__Work to be completed__
Find all lines in the listing that include the word "salt", then copy them.

Recorded data
--------

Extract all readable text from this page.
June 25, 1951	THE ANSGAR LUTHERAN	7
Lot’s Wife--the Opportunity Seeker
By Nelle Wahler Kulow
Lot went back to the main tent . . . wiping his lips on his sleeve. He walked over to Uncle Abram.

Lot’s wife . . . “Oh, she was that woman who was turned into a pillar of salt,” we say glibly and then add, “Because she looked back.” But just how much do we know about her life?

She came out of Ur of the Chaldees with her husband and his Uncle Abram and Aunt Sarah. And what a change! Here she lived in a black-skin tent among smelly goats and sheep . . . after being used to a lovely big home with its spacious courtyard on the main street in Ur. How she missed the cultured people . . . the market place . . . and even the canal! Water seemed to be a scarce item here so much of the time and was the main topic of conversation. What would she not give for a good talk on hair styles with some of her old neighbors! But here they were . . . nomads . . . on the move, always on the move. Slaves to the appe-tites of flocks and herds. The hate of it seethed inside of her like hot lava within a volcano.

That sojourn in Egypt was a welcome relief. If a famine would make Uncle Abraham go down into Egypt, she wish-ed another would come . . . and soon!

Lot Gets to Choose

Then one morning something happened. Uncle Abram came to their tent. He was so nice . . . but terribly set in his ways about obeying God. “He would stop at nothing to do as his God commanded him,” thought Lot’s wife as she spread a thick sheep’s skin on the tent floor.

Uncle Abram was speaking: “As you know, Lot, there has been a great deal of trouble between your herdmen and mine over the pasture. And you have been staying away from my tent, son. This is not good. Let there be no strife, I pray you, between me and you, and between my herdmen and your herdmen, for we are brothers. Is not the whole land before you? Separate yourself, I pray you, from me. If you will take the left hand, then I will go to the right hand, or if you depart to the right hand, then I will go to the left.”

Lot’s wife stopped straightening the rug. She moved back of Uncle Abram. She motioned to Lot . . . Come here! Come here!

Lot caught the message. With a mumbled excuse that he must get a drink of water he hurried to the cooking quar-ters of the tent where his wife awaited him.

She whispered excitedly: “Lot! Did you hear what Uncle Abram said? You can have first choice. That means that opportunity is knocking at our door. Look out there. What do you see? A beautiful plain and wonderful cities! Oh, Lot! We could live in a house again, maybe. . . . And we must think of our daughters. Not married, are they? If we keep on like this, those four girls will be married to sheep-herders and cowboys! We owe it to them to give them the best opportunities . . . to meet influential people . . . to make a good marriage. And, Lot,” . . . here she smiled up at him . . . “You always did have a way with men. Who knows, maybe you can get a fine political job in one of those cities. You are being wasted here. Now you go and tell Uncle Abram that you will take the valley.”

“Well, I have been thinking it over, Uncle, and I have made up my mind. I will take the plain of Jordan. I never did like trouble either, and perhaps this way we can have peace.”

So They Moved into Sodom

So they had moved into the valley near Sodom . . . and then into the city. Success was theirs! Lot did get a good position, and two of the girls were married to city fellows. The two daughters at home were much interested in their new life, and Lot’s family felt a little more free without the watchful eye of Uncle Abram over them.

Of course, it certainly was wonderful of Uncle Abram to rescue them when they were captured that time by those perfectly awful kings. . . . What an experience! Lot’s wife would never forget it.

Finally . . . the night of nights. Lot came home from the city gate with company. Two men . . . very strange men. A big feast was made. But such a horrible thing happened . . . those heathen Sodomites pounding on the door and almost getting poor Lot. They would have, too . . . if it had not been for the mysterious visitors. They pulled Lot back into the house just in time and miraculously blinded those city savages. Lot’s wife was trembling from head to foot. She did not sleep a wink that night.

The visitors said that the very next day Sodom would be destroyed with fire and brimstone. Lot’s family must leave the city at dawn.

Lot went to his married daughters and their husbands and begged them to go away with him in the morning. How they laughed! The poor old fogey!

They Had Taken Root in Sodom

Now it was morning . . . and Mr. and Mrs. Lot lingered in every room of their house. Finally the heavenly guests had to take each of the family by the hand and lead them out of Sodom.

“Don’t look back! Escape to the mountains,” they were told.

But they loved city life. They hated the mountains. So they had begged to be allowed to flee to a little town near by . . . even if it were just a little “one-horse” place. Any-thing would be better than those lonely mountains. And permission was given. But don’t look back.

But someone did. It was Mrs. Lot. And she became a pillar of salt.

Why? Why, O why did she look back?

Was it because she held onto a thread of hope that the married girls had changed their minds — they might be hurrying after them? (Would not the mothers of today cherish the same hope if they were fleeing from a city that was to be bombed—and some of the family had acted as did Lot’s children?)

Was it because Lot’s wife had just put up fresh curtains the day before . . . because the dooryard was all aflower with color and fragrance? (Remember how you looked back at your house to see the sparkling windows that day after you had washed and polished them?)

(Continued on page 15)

--------

__Result__
Lot’s wife . . . “Oh, she was that woman who was turned into a pillar of salt,” we say glibly and then add, “Because she looked back.” But just how much do we know about her life?
But someone did. It was Mrs. Lot. And she became a pillar of salt.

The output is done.